• Saved entries

►

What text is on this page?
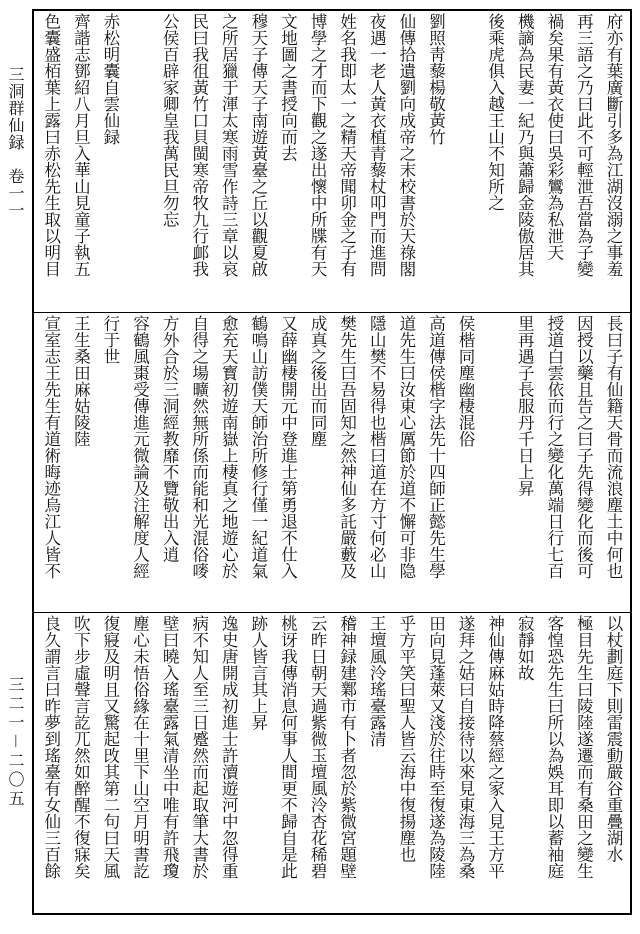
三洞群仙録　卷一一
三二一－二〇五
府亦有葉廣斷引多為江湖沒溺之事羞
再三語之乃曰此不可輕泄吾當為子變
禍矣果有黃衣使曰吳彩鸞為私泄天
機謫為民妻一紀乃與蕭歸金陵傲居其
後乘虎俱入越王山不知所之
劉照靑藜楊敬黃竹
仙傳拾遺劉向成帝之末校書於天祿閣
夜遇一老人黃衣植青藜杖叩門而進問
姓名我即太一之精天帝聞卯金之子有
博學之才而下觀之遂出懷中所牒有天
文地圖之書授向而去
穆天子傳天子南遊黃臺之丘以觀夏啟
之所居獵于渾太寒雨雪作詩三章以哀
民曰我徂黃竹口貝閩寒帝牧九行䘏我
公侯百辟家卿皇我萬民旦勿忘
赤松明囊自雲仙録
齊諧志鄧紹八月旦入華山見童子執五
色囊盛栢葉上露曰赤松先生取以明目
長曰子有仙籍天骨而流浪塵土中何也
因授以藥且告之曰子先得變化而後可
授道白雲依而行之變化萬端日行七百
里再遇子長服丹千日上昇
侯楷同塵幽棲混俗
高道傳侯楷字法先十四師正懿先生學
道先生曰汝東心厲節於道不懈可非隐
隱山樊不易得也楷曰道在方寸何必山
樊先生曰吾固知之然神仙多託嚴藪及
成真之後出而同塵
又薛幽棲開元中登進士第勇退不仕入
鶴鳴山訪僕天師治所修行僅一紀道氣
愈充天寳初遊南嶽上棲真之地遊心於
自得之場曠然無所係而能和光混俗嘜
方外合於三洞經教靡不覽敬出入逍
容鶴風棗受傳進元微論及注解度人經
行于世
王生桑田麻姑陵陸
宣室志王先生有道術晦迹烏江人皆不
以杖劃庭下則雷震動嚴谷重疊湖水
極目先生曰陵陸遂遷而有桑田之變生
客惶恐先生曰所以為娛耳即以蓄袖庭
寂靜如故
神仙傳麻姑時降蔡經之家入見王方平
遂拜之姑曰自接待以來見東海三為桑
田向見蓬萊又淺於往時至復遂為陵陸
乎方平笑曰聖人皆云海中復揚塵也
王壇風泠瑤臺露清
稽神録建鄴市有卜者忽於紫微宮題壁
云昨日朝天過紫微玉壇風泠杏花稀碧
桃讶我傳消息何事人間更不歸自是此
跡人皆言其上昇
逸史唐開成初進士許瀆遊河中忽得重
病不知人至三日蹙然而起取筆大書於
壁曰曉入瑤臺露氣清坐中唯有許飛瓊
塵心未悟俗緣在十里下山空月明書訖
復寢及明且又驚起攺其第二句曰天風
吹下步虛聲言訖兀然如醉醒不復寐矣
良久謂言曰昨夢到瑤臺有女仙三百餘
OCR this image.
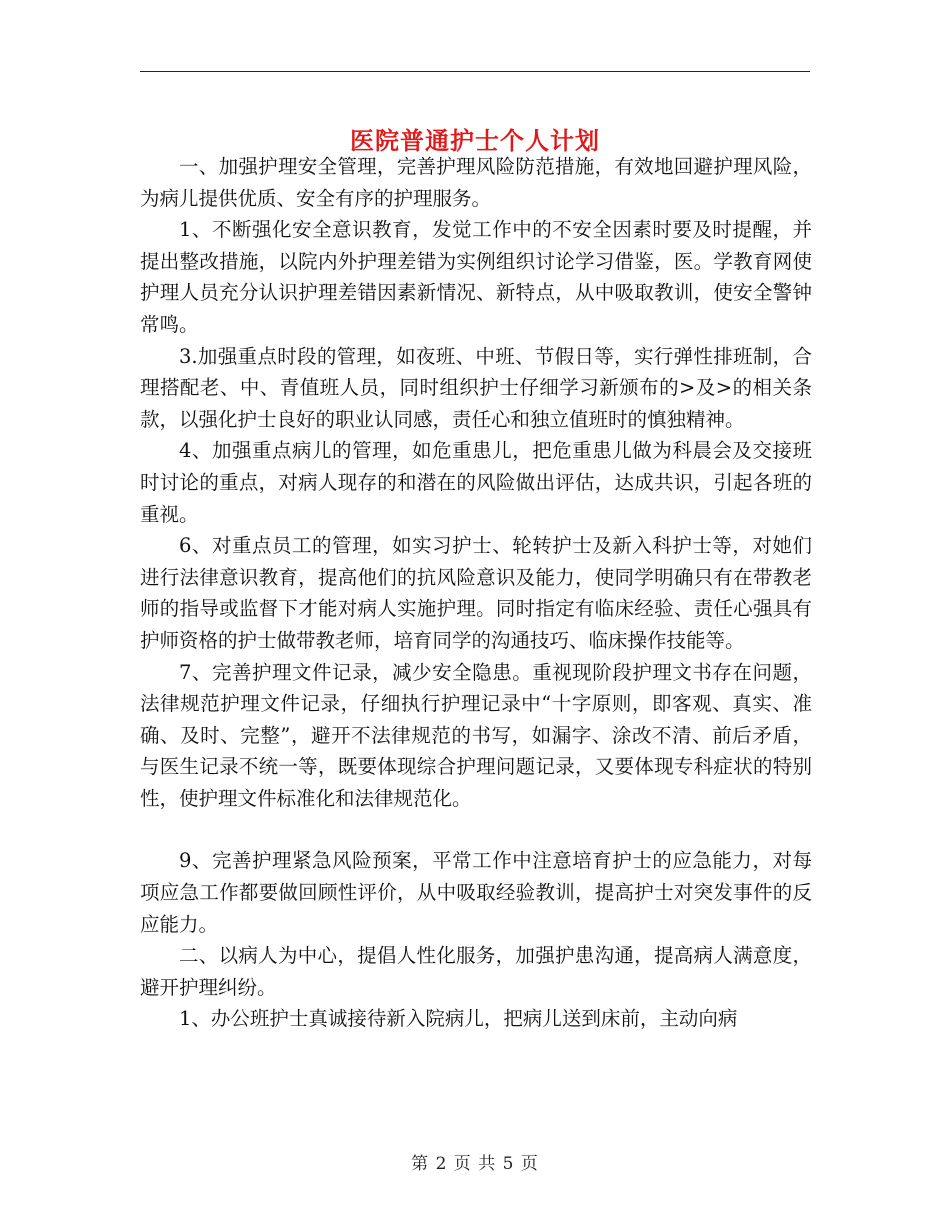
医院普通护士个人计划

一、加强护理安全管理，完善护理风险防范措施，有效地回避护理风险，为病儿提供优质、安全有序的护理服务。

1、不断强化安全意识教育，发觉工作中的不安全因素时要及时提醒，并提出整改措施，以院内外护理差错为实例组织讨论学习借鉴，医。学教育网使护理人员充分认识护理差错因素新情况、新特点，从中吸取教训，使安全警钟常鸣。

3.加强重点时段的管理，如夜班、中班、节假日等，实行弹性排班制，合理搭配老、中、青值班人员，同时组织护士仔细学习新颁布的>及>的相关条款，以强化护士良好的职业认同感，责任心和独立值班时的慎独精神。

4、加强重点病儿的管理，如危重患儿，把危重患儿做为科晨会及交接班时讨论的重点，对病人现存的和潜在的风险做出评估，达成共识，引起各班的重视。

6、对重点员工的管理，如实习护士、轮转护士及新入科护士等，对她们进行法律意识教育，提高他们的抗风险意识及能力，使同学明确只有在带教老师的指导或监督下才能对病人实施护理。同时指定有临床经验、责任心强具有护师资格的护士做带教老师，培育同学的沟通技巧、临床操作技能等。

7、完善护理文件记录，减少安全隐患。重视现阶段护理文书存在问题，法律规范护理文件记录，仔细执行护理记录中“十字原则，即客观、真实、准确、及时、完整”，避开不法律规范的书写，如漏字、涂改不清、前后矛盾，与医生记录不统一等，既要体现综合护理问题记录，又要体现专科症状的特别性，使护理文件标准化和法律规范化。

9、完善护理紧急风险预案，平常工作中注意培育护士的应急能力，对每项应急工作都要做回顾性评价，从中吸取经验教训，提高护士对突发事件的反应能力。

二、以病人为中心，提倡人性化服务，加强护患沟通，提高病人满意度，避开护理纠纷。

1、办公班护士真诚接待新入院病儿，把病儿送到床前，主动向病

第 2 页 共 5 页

◄
►

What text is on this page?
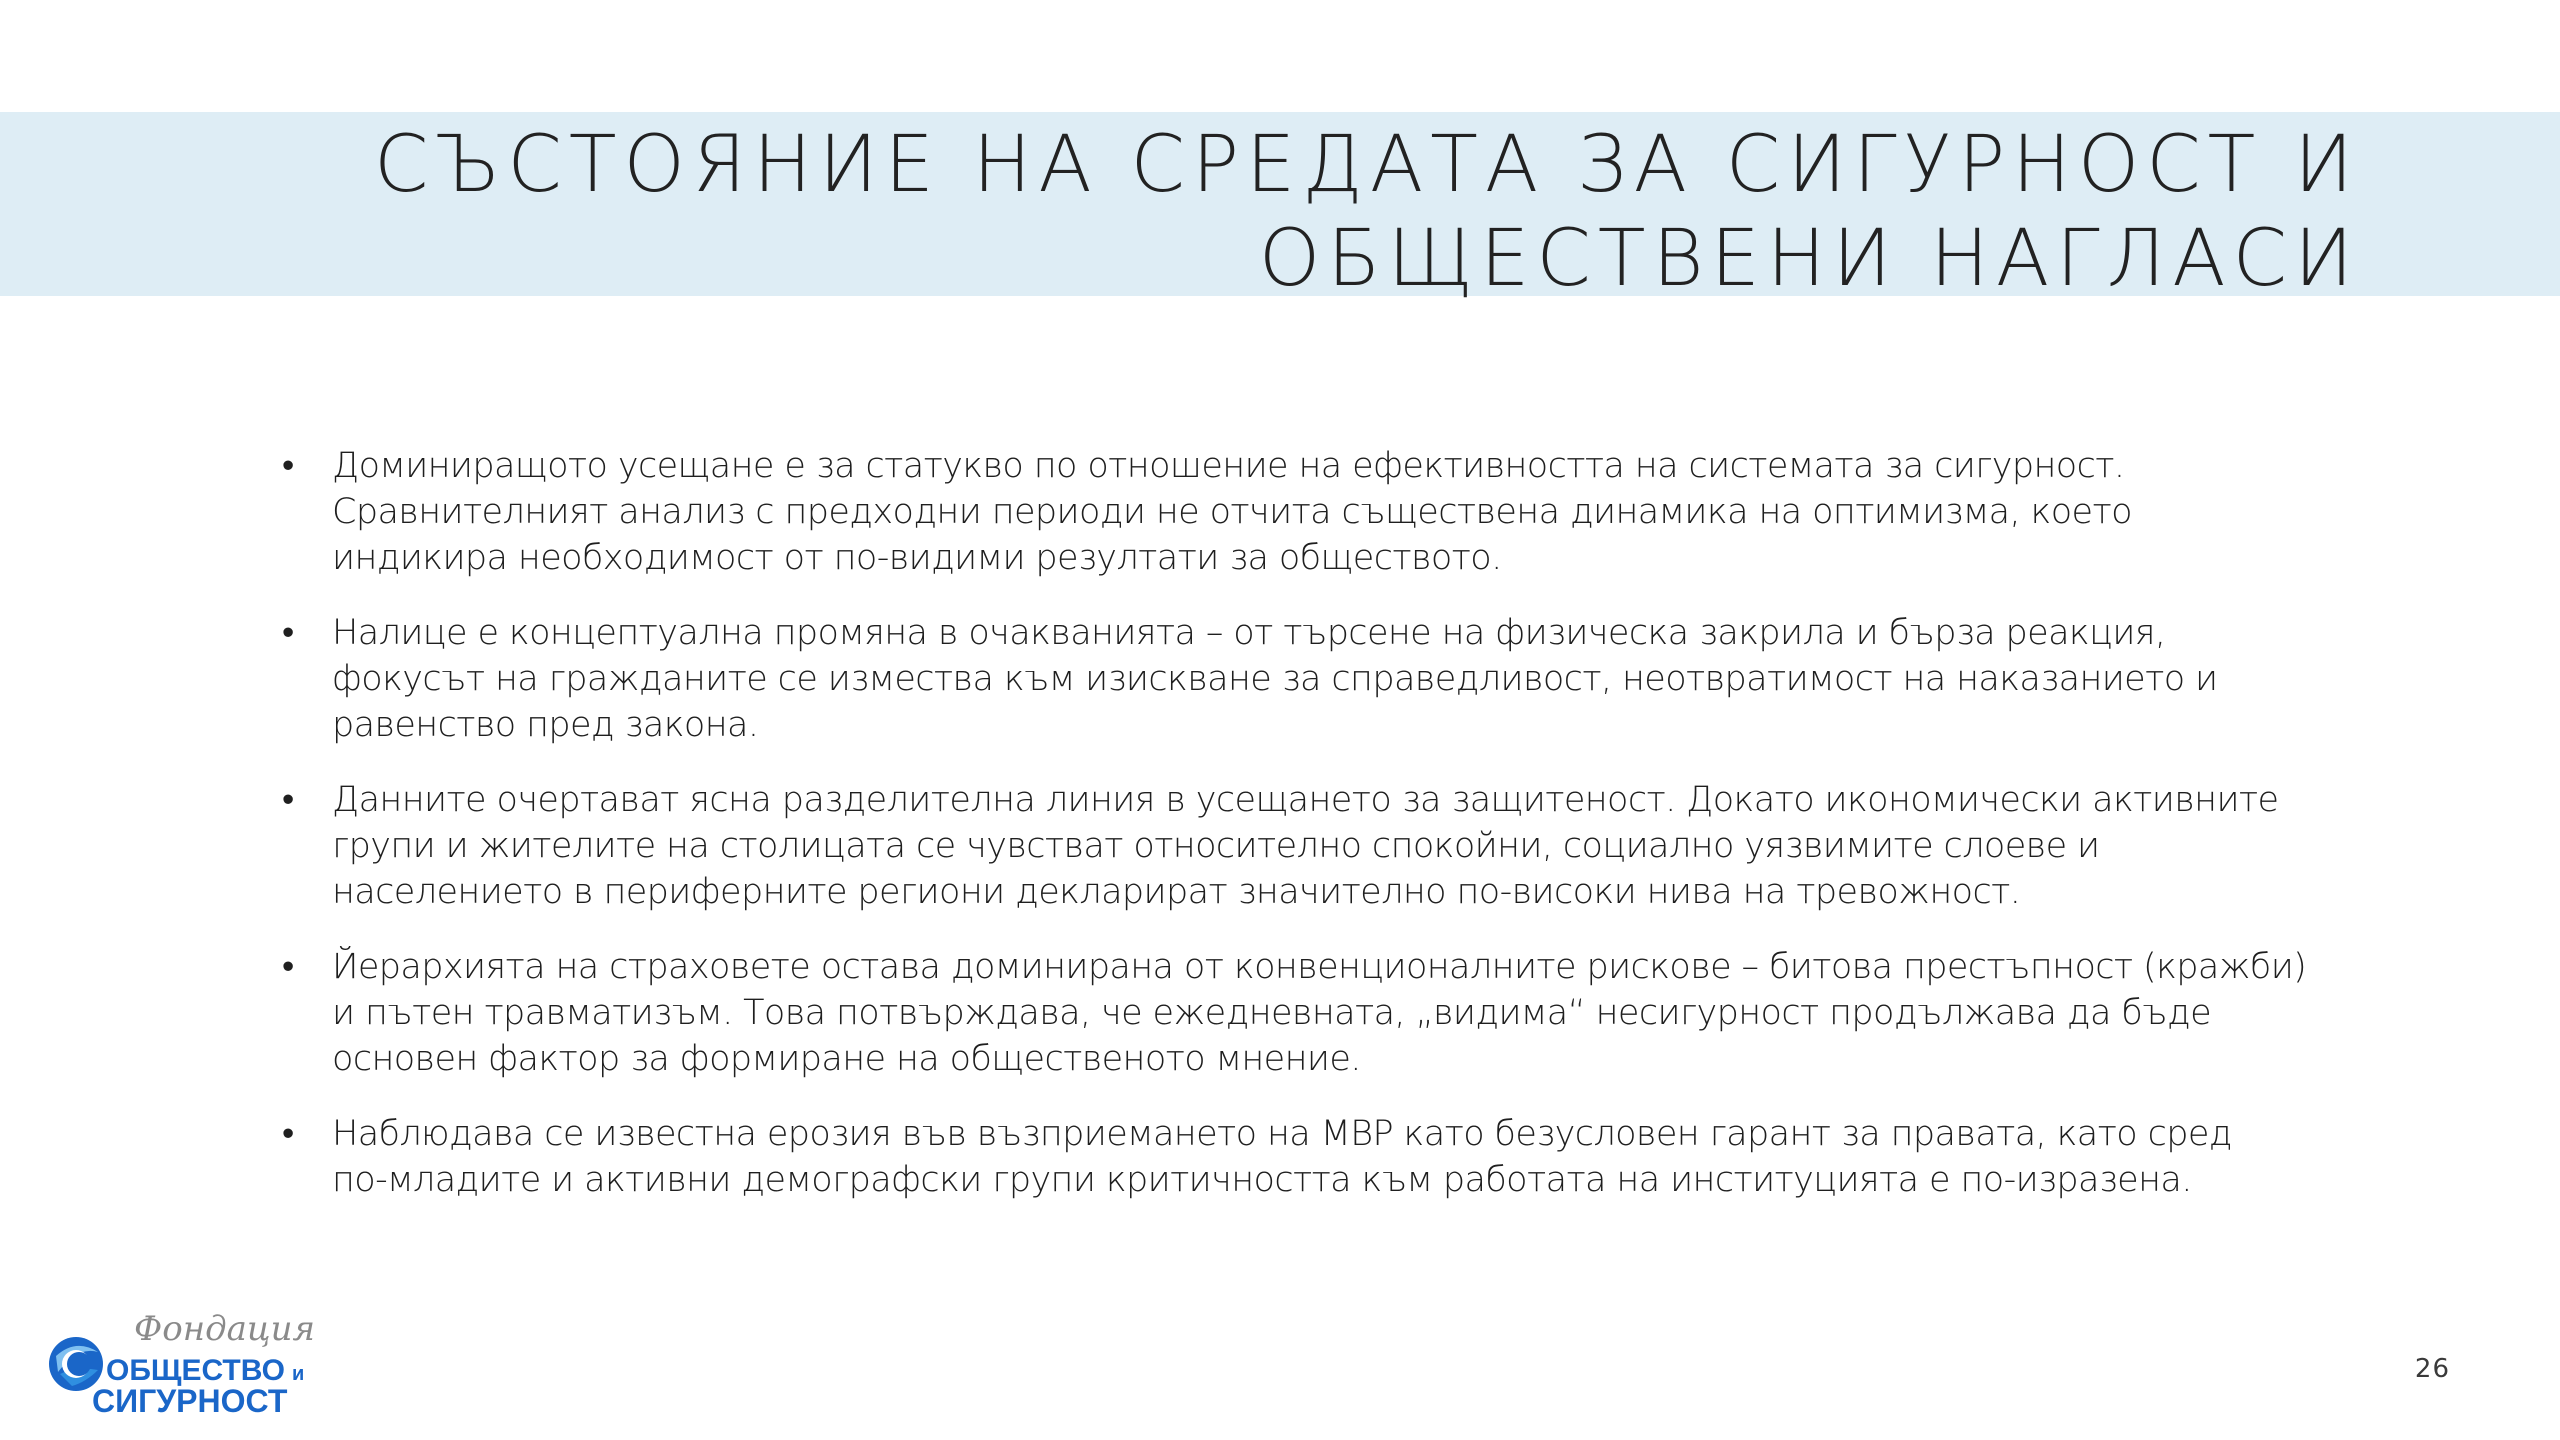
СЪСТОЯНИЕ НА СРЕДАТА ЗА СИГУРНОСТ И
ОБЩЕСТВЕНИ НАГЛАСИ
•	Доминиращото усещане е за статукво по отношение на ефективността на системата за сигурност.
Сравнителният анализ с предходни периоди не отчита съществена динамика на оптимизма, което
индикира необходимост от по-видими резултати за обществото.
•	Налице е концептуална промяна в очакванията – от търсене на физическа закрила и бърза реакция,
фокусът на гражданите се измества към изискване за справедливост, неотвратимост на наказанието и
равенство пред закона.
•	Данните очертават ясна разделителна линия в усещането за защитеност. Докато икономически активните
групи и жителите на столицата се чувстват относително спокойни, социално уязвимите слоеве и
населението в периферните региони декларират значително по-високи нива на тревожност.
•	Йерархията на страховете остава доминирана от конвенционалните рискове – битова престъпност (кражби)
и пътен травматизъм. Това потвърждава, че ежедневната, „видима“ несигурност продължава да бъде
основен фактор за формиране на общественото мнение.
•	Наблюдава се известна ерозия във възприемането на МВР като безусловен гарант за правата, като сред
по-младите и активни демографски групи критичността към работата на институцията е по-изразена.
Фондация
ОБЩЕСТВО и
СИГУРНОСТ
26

◄
►

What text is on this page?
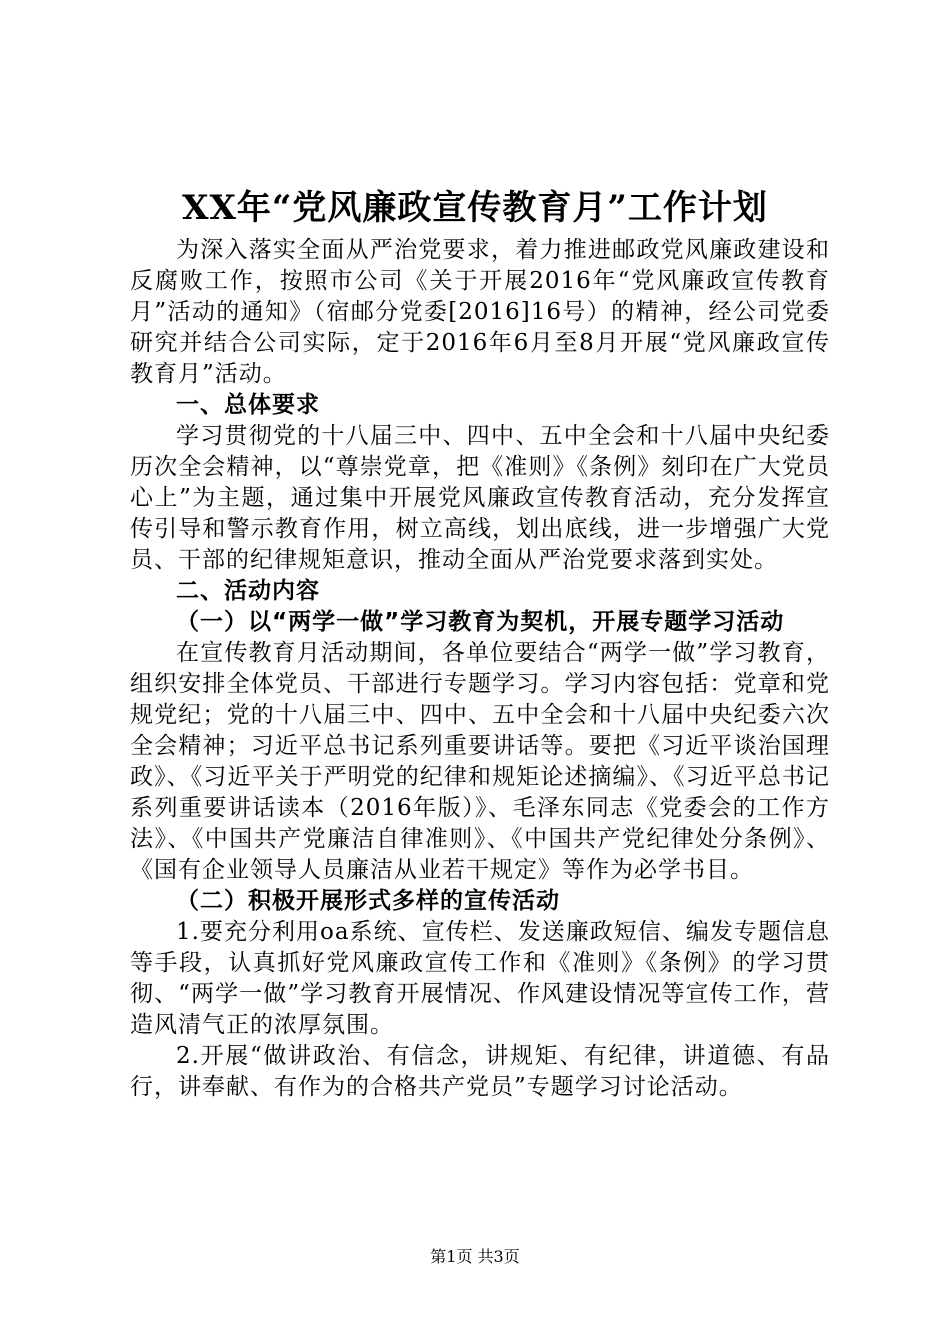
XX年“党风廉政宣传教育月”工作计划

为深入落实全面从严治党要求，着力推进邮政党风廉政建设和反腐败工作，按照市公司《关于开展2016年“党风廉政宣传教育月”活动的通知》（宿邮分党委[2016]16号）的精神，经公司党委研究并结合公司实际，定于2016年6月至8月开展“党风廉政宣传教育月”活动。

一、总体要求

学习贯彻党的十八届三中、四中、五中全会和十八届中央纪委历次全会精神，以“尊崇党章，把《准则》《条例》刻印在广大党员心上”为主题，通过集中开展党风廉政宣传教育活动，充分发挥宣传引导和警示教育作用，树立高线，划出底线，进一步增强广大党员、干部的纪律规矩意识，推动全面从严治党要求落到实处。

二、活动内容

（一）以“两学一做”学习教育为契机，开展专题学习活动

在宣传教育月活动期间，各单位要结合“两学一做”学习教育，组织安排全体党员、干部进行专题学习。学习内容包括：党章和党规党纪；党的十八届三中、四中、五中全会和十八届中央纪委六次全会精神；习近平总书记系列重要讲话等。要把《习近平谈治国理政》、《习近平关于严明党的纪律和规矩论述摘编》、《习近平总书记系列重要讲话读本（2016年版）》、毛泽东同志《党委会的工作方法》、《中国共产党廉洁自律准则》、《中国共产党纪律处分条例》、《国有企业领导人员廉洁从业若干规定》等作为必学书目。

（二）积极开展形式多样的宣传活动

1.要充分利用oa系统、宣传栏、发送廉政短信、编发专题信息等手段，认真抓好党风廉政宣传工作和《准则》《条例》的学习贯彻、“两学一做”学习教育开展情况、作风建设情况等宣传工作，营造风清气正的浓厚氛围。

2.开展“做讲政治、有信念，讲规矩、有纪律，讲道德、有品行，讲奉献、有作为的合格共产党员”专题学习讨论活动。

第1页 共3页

◄

• Goal
Find and copy every line in the entries above where the string "两学一做" occurs.

• Output of the task
（一）以“两学一做”学习教育为契机，开展专题学习活动
在宣传教育月活动期间，各单位要结合“两学一做”学习教育，组织安排全体党员、干部进行专题学习。学习内容包括：党章和党规党纪；党的十八届三中、四中、五中全会和十八届中央纪委六次全会精神；习近平总书记系列重要讲话等。要把《习近平谈治国理政》、《习近平关于严明党的纪律和规矩论述摘编》、《习近平总书记系列重要讲话读本（2016年版）》、毛泽东同志《党委会的工作方法》、《中国共产党廉洁自律准则》、《中国共产党纪律处分条例》、《国有企业领导人员廉洁从业若干规定》等作为必学书目。
1.要充分利用oa系统、宣传栏、发送廉政短信、编发专题信息等手段，认真抓好党风廉政宣传工作和《准则》《条例》的学习贯彻、“两学一做”学习教育开展情况、作风建设情况等宣传工作，营造风清气正的浓厚氛围。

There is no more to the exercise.